Lors du sommet des dirigeants de l’UE à Bruxelles jeudi, Orbán a cédé de manière inattendue sur les négociations d’adhésion après avoir été persuadé par le chancelier allemand Olaf Scholz de quitter la salle pour prendre un café, s’abstenant en fait après avoir signalé pendant des semaines qu’il résisterait à toute tentative d’entamer des négociations.

Mais quelques heures plus tard, il a gâché le moment de célébration de Kiev – et a ravi le Kremlin – en opposant son veto au programme d’aide financière de 50 milliards d’euros sur quatre ans.

Même selon les critères d’Orbán, il s’agissait d’une performance époustouflante qui a pris ses partenaires à contre-pied. Son refus de rechercher un compromis sur une question centrale de sécurité de l’UE a consterné même ceux qui se battent avec lui depuis des années.

◆ **DONNÉES ENREGISTRÉES**:
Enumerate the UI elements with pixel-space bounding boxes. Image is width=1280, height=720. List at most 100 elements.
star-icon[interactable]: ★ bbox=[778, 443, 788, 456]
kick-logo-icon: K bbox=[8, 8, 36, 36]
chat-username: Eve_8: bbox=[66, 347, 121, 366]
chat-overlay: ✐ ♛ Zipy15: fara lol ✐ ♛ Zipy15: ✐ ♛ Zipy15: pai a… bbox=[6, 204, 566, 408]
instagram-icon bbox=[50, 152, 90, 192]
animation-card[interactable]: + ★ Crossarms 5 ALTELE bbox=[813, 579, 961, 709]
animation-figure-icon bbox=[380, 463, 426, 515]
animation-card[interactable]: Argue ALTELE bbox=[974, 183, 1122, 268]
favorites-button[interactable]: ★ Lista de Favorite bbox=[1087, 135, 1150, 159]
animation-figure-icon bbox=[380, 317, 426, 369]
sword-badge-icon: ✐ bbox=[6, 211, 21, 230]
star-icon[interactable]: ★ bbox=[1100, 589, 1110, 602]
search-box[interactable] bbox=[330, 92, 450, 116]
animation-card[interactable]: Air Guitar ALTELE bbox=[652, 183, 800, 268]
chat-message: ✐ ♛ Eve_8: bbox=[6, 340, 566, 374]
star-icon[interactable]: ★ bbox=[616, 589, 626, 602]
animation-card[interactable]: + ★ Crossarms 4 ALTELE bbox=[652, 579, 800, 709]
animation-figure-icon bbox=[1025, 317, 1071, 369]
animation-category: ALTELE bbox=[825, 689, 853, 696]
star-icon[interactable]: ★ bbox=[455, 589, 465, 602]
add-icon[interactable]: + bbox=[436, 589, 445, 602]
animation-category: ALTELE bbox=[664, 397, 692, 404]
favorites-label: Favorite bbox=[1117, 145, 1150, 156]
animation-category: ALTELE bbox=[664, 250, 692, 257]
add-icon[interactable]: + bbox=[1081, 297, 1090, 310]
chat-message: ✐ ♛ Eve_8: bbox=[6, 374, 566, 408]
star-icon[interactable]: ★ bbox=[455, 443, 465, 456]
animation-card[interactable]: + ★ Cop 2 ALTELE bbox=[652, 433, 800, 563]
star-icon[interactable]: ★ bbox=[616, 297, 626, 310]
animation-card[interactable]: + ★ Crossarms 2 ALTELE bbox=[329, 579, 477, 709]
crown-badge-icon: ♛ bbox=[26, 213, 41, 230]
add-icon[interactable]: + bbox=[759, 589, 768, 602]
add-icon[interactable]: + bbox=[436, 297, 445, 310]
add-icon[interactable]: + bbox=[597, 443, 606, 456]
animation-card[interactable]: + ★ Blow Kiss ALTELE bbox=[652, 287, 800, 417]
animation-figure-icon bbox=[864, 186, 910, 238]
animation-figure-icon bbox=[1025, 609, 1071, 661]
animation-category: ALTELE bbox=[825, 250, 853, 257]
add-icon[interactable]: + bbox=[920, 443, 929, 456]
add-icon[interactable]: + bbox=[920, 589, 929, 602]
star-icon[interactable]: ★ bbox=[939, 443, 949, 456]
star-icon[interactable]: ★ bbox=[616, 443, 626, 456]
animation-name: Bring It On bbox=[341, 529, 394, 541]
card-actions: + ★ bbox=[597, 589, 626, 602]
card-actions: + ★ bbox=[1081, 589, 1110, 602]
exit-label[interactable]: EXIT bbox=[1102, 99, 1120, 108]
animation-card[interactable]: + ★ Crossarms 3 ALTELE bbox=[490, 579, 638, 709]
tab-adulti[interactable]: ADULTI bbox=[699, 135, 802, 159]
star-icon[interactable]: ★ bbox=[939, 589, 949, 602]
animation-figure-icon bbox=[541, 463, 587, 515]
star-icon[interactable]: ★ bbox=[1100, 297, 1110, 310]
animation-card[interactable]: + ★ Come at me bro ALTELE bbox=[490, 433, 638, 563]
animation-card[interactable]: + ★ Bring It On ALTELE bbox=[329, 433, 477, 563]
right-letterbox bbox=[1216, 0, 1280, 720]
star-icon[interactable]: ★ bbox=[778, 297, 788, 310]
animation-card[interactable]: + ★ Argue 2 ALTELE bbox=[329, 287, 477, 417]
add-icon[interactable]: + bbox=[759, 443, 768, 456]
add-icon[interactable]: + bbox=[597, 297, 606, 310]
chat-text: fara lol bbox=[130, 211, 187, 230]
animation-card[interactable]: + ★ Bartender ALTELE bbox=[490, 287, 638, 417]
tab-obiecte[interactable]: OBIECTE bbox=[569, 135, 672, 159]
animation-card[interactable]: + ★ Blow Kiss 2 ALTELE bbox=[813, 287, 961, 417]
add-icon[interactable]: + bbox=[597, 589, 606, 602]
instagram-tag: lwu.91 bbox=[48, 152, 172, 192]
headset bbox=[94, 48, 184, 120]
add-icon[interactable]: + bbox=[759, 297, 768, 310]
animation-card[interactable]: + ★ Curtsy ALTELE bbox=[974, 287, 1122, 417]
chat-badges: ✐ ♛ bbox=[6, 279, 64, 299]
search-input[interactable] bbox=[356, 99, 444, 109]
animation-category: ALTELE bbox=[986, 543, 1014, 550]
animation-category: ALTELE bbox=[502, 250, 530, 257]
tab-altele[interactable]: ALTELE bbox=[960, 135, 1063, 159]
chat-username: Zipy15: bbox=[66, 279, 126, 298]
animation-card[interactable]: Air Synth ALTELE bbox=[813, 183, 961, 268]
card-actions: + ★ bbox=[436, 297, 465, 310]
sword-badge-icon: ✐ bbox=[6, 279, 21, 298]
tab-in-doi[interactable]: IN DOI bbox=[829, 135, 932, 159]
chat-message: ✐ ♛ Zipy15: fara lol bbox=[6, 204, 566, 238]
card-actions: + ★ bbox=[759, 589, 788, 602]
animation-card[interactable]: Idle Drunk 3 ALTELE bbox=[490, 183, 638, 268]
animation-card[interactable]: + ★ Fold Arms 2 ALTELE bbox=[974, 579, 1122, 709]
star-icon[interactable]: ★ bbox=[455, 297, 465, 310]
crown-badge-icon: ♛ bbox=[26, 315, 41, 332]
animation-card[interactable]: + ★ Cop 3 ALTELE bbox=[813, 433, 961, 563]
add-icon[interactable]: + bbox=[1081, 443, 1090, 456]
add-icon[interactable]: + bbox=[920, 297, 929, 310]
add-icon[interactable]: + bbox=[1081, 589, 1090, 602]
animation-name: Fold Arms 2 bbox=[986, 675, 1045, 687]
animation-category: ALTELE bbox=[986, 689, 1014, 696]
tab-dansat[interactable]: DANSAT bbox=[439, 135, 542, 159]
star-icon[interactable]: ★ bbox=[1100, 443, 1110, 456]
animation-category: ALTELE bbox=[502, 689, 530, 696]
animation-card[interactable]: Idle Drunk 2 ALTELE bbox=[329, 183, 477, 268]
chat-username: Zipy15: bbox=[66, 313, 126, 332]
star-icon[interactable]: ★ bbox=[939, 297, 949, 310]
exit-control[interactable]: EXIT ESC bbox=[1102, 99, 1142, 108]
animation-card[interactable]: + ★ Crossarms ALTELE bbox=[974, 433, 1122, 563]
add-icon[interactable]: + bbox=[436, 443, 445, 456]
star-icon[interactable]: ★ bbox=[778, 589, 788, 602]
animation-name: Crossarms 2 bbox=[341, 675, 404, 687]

◆ **CONSIGNE ÉCRITE**: Dans l'extrait sur le sommet de Bruxelles, restituez à l'identique tout ce qui va de « Lors du sommet » jusqu'à « depuis des années. ». Les enregistrements n'ont aucun rôle à jouer ici.

◆ **RÉPONSE À LA CONSIGNE**:
Lors du sommet des dirigeants de l’UE à Bruxelles jeudi, Orbán a cédé de manière inattendue sur les négociations d’adhésion après avoir été persuadé par le chancelier allemand Olaf Scholz de quitter la salle pour prendre un café, s’abstenant en fait après avoir signalé pendant des semaines qu’il résisterait à toute tentative d’entamer des négociations.

Mais quelques heures plus tard, il a gâché le moment de célébration de Kiev – et a ravi le Kremlin – en opposant son veto au programme d’aide financière de 50 milliards d’euros sur quatre ans.

Même selon les critères d’Orbán, il s’agissait d’une performance époustouflante qui a pris ses partenaires à contre-pied. Son refus de rechercher un compromis sur une question centrale de sécurité de l’UE a consterné même ceux qui se battent avec lui depuis des années.